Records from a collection
- - -
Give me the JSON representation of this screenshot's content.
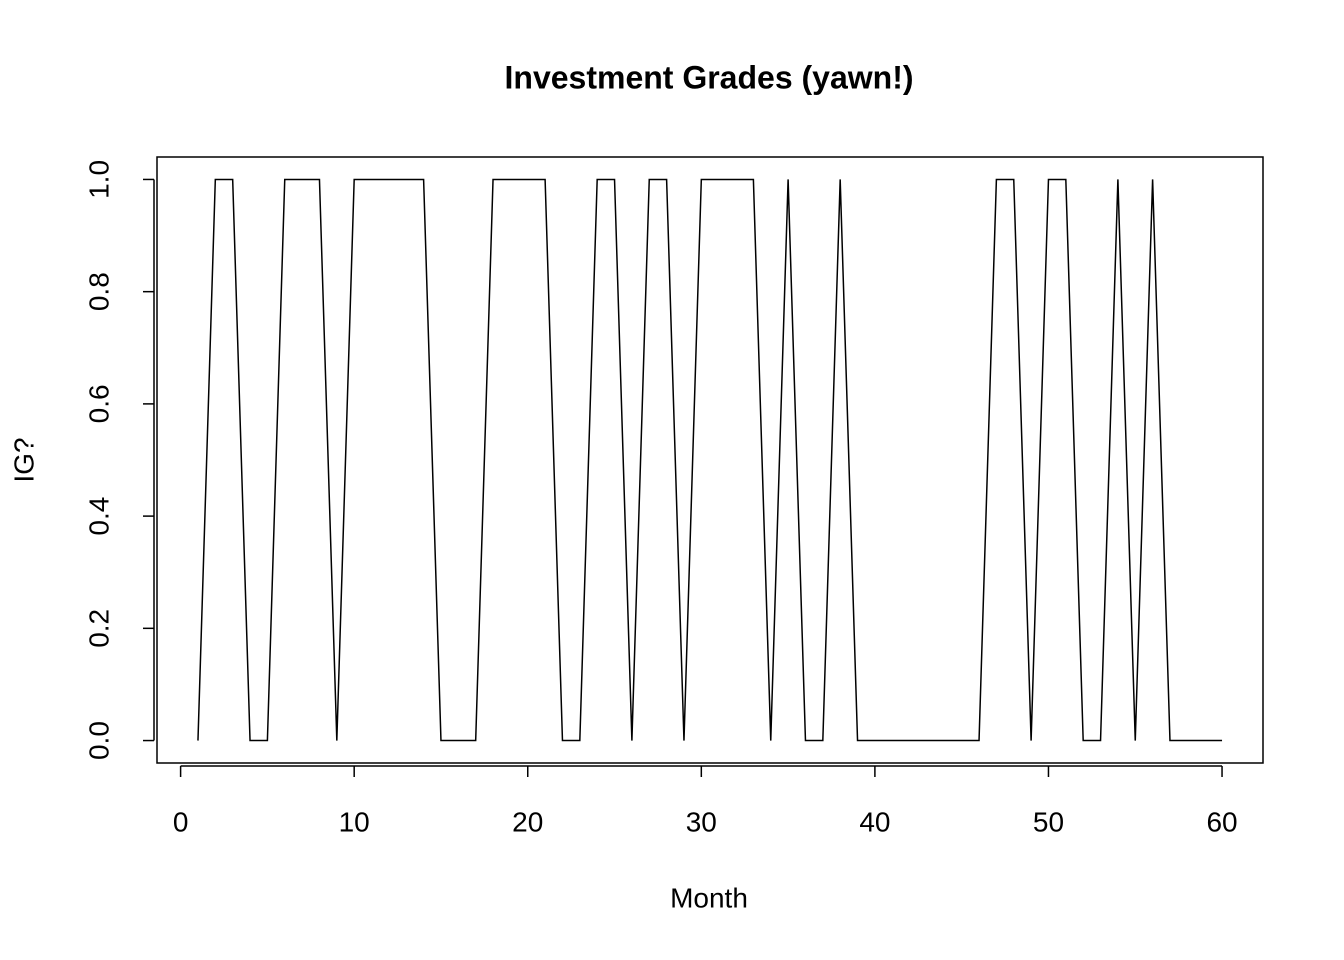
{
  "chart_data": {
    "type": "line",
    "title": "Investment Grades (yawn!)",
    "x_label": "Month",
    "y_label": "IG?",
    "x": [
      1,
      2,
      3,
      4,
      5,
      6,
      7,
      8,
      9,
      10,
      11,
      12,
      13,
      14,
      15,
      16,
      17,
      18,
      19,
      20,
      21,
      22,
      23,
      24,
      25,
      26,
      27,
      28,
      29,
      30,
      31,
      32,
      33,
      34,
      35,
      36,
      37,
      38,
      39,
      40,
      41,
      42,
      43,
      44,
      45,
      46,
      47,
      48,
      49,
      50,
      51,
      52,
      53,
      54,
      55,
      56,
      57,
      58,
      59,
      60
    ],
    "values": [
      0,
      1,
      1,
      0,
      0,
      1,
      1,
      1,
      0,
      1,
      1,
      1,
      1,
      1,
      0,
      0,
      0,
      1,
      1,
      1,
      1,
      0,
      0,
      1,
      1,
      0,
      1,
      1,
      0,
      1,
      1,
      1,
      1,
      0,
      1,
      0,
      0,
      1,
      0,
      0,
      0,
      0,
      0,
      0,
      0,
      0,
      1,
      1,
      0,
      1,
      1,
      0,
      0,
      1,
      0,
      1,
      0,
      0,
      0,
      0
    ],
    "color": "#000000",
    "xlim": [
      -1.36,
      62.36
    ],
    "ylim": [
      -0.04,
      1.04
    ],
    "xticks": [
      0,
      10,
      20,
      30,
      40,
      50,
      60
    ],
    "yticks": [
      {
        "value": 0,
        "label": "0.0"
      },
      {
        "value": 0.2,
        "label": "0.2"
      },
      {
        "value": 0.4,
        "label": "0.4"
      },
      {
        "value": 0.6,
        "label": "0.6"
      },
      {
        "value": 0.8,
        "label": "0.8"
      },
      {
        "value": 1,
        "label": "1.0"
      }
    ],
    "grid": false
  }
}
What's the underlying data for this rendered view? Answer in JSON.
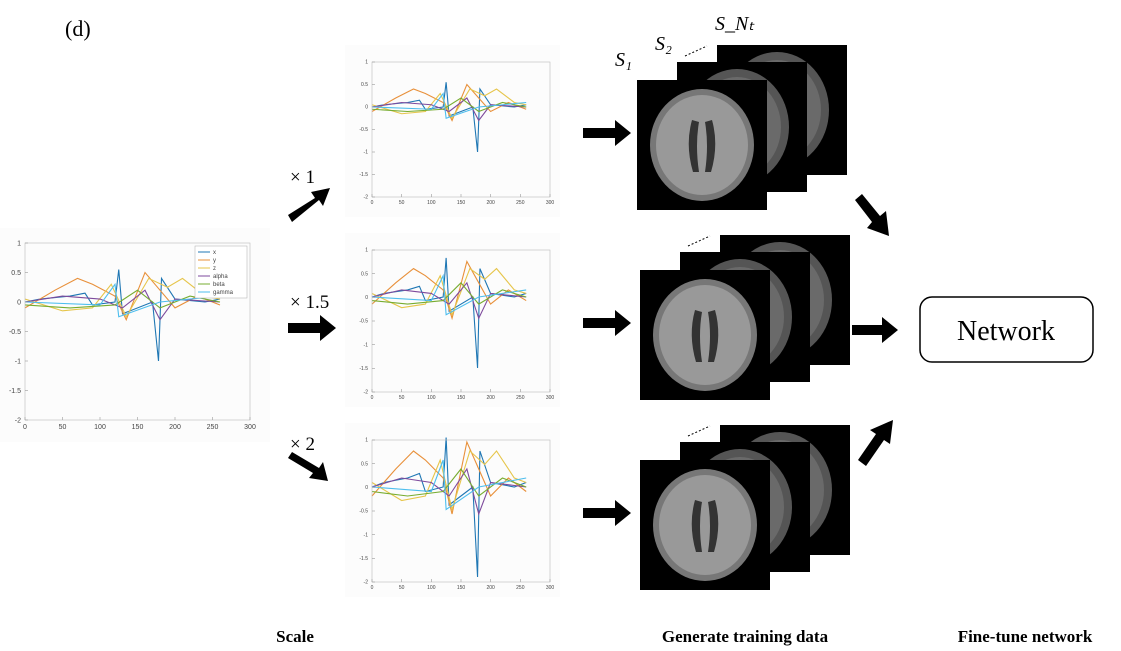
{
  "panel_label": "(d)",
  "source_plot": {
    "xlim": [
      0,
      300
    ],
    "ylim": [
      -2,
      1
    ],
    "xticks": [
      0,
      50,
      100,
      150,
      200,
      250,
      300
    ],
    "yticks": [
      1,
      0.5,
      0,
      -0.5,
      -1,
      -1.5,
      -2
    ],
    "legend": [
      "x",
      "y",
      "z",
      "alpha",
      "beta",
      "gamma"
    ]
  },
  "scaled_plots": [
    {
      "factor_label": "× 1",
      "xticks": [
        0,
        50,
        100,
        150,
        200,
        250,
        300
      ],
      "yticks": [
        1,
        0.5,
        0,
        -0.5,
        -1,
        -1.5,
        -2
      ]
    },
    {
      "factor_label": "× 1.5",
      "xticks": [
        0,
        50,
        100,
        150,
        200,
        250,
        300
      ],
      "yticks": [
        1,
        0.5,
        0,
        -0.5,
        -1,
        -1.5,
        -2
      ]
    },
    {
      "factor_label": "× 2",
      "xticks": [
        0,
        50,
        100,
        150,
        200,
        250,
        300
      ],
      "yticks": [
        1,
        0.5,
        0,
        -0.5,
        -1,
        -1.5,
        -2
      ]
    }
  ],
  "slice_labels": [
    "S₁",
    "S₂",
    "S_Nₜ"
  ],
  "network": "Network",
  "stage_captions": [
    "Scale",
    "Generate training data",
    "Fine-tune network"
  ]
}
- - -
Stated goal >>
Repeat each entry above word for word, leaving every picture out.

Finished answer >>
Give me the JSON representation of this screenshot's content.
{
  "chart_data": {
    "type": "line",
    "title": "Investment Grades (yawn!)",
    "x_label": "Month",
    "y_label": "IG?",
    "x": [
      1,
      2,
      3,
      4,
      5,
      6,
      7,
      8,
      9,
      10,
      11,
      12,
      13,
      14,
      15,
      16,
      17,
      18,
      19,
      20,
      21,
      22,
      23,
      24,
      25,
      26,
      27,
      28,
      29,
      30,
      31,
      32,
      33,
      34,
      35,
      36,
      37,
      38,
      39,
      40,
      41,
      42,
      43,
      44,
      45,
      46,
      47,
      48,
      49,
      50,
      51,
      52,
      53,
      54,
      55,
      56,
      57,
      58,
      59,
      60
    ],
    "values": [
      0,
      1,
      1,
      0,
      0,
      1,
      1,
      1,
      0,
      1,
      1,
      1,
      1,
      1,
      0,
      0,
      0,
      1,
      1,
      1,
      1,
      0,
      0,
      1,
      1,
      0,
      1,
      1,
      0,
      1,
      1,
      1,
      1,
      0,
      1,
      0,
      0,
      1,
      0,
      0,
      0,
      0,
      0,
      0,
      0,
      0,
      1,
      1,
      0,
      1,
      1,
      0,
      0,
      1,
      0,
      1,
      0,
      0,
      0,
      0
    ],
    "color": "#000000",
    "xlim": [
      -1.36,
      62.36
    ],
    "ylim": [
      -0.04,
      1.04
    ],
    "xticks": [
      0,
      10,
      20,
      30,
      40,
      50,
      60
    ],
    "yticks": [
      {
        "value": 0,
        "label": "0.0"
      },
      {
        "value": 0.2,
        "label": "0.2"
      },
      {
        "value": 0.4,
        "label": "0.4"
      },
      {
        "value": 0.6,
        "label": "0.6"
      },
      {
        "value": 0.8,
        "label": "0.8"
      },
      {
        "value": 1,
        "label": "1.0"
      }
    ],
    "grid": false
  }
}
What's the underlying data for this rendered view? Answer in JSON.
{
  "panel_label": "(d)",
  "source_plot": {
    "xlim": [
      0,
      300
    ],
    "ylim": [
      -2,
      1
    ],
    "xticks": [
      0,
      50,
      100,
      150,
      200,
      250,
      300
    ],
    "yticks": [
      1,
      0.5,
      0,
      -0.5,
      -1,
      -1.5,
      -2
    ],
    "legend": [
      "x",
      "y",
      "z",
      "alpha",
      "beta",
      "gamma"
    ]
  },
  "scaled_plots": [
    {
      "factor_label": "× 1",
      "xticks": [
        0,
        50,
        100,
        150,
        200,
        250,
        300
      ],
      "yticks": [
        1,
        0.5,
        0,
        -0.5,
        -1,
        -1.5,
        -2
      ]
    },
    {
      "factor_label": "× 1.5",
      "xticks": [
        0,
        50,
        100,
        150,
        200,
        250,
        300
      ],
      "yticks": [
        1,
        0.5,
        0,
        -0.5,
        -1,
        -1.5,
        -2
      ]
    },
    {
      "factor_label": "× 2",
      "xticks": [
        0,
        50,
        100,
        150,
        200,
        250,
        300
      ],
      "yticks": [
        1,
        0.5,
        0,
        -0.5,
        -1,
        -1.5,
        -2
      ]
    }
  ],
  "slice_labels": [
    "S₁",
    "S₂",
    "S_Nₜ"
  ],
  "network": "Network",
  "stage_captions": [
    "Scale",
    "Generate training data",
    "Fine-tune network"
  ]
}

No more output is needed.